OBJECTIVE | Copy every line, leaving nothing out and adding nothing.

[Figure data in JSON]
§
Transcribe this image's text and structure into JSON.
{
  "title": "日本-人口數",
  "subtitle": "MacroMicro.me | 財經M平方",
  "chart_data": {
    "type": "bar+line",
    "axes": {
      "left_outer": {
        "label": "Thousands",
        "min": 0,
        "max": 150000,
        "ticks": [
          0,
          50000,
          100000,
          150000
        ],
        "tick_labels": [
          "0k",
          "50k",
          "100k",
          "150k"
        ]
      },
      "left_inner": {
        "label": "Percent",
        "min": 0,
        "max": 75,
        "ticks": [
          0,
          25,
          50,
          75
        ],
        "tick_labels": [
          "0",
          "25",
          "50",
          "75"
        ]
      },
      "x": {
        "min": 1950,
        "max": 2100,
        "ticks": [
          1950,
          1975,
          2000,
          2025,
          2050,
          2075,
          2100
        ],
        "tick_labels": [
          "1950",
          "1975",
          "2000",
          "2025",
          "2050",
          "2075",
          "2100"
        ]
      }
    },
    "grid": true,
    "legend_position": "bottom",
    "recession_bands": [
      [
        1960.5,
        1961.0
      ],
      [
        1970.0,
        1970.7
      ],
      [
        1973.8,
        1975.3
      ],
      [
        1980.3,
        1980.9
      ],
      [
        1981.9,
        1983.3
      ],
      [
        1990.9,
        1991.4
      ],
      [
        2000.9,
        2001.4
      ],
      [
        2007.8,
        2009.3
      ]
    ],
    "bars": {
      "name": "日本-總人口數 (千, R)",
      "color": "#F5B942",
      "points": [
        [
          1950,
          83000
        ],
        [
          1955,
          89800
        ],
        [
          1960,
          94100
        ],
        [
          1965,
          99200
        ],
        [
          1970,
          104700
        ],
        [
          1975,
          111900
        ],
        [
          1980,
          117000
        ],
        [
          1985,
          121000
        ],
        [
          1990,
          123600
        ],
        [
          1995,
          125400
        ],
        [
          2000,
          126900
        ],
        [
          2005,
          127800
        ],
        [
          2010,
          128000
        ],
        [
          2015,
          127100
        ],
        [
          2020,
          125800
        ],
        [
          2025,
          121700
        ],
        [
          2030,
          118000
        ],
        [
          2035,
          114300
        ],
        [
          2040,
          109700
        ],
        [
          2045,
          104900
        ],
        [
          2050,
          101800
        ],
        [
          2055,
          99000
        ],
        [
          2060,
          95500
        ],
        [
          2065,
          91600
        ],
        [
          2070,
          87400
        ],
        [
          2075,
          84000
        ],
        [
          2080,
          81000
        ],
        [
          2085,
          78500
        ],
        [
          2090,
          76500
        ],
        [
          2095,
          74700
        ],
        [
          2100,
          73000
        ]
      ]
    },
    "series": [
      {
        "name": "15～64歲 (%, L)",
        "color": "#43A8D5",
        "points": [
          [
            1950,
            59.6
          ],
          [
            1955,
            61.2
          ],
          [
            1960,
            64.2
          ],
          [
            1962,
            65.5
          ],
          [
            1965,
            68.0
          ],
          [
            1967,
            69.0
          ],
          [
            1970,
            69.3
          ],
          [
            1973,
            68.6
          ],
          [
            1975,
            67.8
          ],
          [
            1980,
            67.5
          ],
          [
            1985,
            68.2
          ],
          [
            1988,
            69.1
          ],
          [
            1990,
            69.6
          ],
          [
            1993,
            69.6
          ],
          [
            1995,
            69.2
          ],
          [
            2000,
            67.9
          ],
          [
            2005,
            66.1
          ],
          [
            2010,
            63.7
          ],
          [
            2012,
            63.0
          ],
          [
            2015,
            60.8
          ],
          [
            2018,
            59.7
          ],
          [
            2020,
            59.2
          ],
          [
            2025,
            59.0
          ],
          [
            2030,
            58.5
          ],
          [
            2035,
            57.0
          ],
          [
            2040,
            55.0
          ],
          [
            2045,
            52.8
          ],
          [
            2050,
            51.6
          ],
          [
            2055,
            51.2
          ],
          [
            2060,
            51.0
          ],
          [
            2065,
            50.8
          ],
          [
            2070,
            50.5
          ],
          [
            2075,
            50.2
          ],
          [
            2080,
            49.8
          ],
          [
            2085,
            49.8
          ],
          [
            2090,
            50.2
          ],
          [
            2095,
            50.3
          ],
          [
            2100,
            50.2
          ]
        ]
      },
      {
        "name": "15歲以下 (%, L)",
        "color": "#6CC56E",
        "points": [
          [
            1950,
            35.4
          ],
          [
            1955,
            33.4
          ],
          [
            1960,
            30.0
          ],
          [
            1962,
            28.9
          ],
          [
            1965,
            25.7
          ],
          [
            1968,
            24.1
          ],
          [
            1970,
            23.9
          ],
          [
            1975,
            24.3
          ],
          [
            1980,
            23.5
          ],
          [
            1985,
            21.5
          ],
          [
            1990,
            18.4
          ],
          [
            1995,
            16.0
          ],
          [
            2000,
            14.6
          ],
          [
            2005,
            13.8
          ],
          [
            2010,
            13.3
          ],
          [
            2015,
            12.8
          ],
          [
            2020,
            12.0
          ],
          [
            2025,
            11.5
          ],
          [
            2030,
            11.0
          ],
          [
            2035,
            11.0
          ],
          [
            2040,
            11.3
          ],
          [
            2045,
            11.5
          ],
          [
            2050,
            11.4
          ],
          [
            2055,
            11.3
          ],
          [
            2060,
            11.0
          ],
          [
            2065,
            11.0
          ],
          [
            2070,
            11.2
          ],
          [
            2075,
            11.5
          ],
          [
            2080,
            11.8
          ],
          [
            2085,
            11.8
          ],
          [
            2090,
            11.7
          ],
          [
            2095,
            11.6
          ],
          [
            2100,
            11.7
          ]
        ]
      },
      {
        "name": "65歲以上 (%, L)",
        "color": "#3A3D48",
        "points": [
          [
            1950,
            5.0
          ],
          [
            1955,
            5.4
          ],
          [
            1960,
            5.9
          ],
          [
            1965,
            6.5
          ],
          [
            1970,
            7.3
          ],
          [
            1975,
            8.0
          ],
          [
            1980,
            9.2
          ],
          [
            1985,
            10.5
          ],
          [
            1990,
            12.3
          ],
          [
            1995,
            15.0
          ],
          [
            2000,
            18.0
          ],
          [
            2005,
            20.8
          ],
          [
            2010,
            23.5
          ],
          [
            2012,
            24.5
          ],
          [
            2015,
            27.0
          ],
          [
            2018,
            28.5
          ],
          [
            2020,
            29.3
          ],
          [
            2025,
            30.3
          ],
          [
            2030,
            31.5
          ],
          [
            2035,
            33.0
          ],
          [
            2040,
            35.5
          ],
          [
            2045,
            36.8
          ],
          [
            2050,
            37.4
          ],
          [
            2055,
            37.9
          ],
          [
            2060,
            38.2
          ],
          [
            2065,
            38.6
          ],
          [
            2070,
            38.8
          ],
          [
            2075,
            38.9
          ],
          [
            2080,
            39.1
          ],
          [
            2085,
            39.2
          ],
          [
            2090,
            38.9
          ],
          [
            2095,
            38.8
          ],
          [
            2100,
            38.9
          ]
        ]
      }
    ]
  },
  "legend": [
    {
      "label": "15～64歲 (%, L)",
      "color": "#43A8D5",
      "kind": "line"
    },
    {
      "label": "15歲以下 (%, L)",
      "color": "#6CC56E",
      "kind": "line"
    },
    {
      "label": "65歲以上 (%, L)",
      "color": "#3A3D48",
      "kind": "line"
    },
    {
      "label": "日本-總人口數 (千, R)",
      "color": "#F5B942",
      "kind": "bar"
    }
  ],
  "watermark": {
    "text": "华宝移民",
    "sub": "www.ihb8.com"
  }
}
§
SOLUTION BELOW |
Transcribe this image's text and structure into JSON.
{
  "title": "日本-人口數",
  "subtitle": "MacroMicro.me | 財經M平方",
  "chart_data": {
    "type": "bar+line",
    "axes": {
      "left_outer": {
        "label": "Thousands",
        "min": 0,
        "max": 150000,
        "ticks": [
          0,
          50000,
          100000,
          150000
        ],
        "tick_labels": [
          "0k",
          "50k",
          "100k",
          "150k"
        ]
      },
      "left_inner": {
        "label": "Percent",
        "min": 0,
        "max": 75,
        "ticks": [
          0,
          25,
          50,
          75
        ],
        "tick_labels": [
          "0",
          "25",
          "50",
          "75"
        ]
      },
      "x": {
        "min": 1950,
        "max": 2100,
        "ticks": [
          1950,
          1975,
          2000,
          2025,
          2050,
          2075,
          2100
        ],
        "tick_labels": [
          "1950",
          "1975",
          "2000",
          "2025",
          "2050",
          "2075",
          "2100"
        ]
      }
    },
    "grid": true,
    "legend_position": "bottom",
    "recession_bands": [
      [
        1960.5,
        1961.0
      ],
      [
        1970.0,
        1970.7
      ],
      [
        1973.8,
        1975.3
      ],
      [
        1980.3,
        1980.9
      ],
      [
        1981.9,
        1983.3
      ],
      [
        1990.9,
        1991.4
      ],
      [
        2000.9,
        2001.4
      ],
      [
        2007.8,
        2009.3
      ]
    ],
    "bars": {
      "name": "日本-總人口數 (千, R)",
      "color": "#F5B942",
      "points": [
        [
          1950,
          83000
        ],
        [
          1955,
          89800
        ],
        [
          1960,
          94100
        ],
        [
          1965,
          99200
        ],
        [
          1970,
          104700
        ],
        [
          1975,
          111900
        ],
        [
          1980,
          117000
        ],
        [
          1985,
          121000
        ],
        [
          1990,
          123600
        ],
        [
          1995,
          125400
        ],
        [
          2000,
          126900
        ],
        [
          2005,
          127800
        ],
        [
          2010,
          128000
        ],
        [
          2015,
          127100
        ],
        [
          2020,
          125800
        ],
        [
          2025,
          121700
        ],
        [
          2030,
          118000
        ],
        [
          2035,
          114300
        ],
        [
          2040,
          109700
        ],
        [
          2045,
          104900
        ],
        [
          2050,
          101800
        ],
        [
          2055,
          99000
        ],
        [
          2060,
          95500
        ],
        [
          2065,
          91600
        ],
        [
          2070,
          87400
        ],
        [
          2075,
          84000
        ],
        [
          2080,
          81000
        ],
        [
          2085,
          78500
        ],
        [
          2090,
          76500
        ],
        [
          2095,
          74700
        ],
        [
          2100,
          73000
        ]
      ]
    },
    "series": [
      {
        "name": "15～64歲 (%, L)",
        "color": "#43A8D5",
        "points": [
          [
            1950,
            59.6
          ],
          [
            1955,
            61.2
          ],
          [
            1960,
            64.2
          ],
          [
            1962,
            65.5
          ],
          [
            1965,
            68.0
          ],
          [
            1967,
            69.0
          ],
          [
            1970,
            69.3
          ],
          [
            1973,
            68.6
          ],
          [
            1975,
            67.8
          ],
          [
            1980,
            67.5
          ],
          [
            1985,
            68.2
          ],
          [
            1988,
            69.1
          ],
          [
            1990,
            69.6
          ],
          [
            1993,
            69.6
          ],
          [
            1995,
            69.2
          ],
          [
            2000,
            67.9
          ],
          [
            2005,
            66.1
          ],
          [
            2010,
            63.7
          ],
          [
            2012,
            63.0
          ],
          [
            2015,
            60.8
          ],
          [
            2018,
            59.7
          ],
          [
            2020,
            59.2
          ],
          [
            2025,
            59.0
          ],
          [
            2030,
            58.5
          ],
          [
            2035,
            57.0
          ],
          [
            2040,
            55.0
          ],
          [
            2045,
            52.8
          ],
          [
            2050,
            51.6
          ],
          [
            2055,
            51.2
          ],
          [
            2060,
            51.0
          ],
          [
            2065,
            50.8
          ],
          [
            2070,
            50.5
          ],
          [
            2075,
            50.2
          ],
          [
            2080,
            49.8
          ],
          [
            2085,
            49.8
          ],
          [
            2090,
            50.2
          ],
          [
            2095,
            50.3
          ],
          [
            2100,
            50.2
          ]
        ]
      },
      {
        "name": "15歲以下 (%, L)",
        "color": "#6CC56E",
        "points": [
          [
            1950,
            35.4
          ],
          [
            1955,
            33.4
          ],
          [
            1960,
            30.0
          ],
          [
            1962,
            28.9
          ],
          [
            1965,
            25.7
          ],
          [
            1968,
            24.1
          ],
          [
            1970,
            23.9
          ],
          [
            1975,
            24.3
          ],
          [
            1980,
            23.5
          ],
          [
            1985,
            21.5
          ],
          [
            1990,
            18.4
          ],
          [
            1995,
            16.0
          ],
          [
            2000,
            14.6
          ],
          [
            2005,
            13.8
          ],
          [
            2010,
            13.3
          ],
          [
            2015,
            12.8
          ],
          [
            2020,
            12.0
          ],
          [
            2025,
            11.5
          ],
          [
            2030,
            11.0
          ],
          [
            2035,
            11.0
          ],
          [
            2040,
            11.3
          ],
          [
            2045,
            11.5
          ],
          [
            2050,
            11.4
          ],
          [
            2055,
            11.3
          ],
          [
            2060,
            11.0
          ],
          [
            2065,
            11.0
          ],
          [
            2070,
            11.2
          ],
          [
            2075,
            11.5
          ],
          [
            2080,
            11.8
          ],
          [
            2085,
            11.8
          ],
          [
            2090,
            11.7
          ],
          [
            2095,
            11.6
          ],
          [
            2100,
            11.7
          ]
        ]
      },
      {
        "name": "65歲以上 (%, L)",
        "color": "#3A3D48",
        "points": [
          [
            1950,
            5.0
          ],
          [
            1955,
            5.4
          ],
          [
            1960,
            5.9
          ],
          [
            1965,
            6.5
          ],
          [
            1970,
            7.3
          ],
          [
            1975,
            8.0
          ],
          [
            1980,
            9.2
          ],
          [
            1985,
            10.5
          ],
          [
            1990,
            12.3
          ],
          [
            1995,
            15.0
          ],
          [
            2000,
            18.0
          ],
          [
            2005,
            20.8
          ],
          [
            2010,
            23.5
          ],
          [
            2012,
            24.5
          ],
          [
            2015,
            27.0
          ],
          [
            2018,
            28.5
          ],
          [
            2020,
            29.3
          ],
          [
            2025,
            30.3
          ],
          [
            2030,
            31.5
          ],
          [
            2035,
            33.0
          ],
          [
            2040,
            35.5
          ],
          [
            2045,
            36.8
          ],
          [
            2050,
            37.4
          ],
          [
            2055,
            37.9
          ],
          [
            2060,
            38.2
          ],
          [
            2065,
            38.6
          ],
          [
            2070,
            38.8
          ],
          [
            2075,
            38.9
          ],
          [
            2080,
            39.1
          ],
          [
            2085,
            39.2
          ],
          [
            2090,
            38.9
          ],
          [
            2095,
            38.8
          ],
          [
            2100,
            38.9
          ]
        ]
      }
    ]
  },
  "legend": [
    {
      "label": "15～64歲 (%, L)",
      "color": "#43A8D5",
      "kind": "line"
    },
    {
      "label": "15歲以下 (%, L)",
      "color": "#6CC56E",
      "kind": "line"
    },
    {
      "label": "65歲以上 (%, L)",
      "color": "#3A3D48",
      "kind": "line"
    },
    {
      "label": "日本-總人口數 (千, R)",
      "color": "#F5B942",
      "kind": "bar"
    }
  ],
  "watermark": {
    "text": "华宝移民",
    "sub": "www.ihb8.com"
  }
}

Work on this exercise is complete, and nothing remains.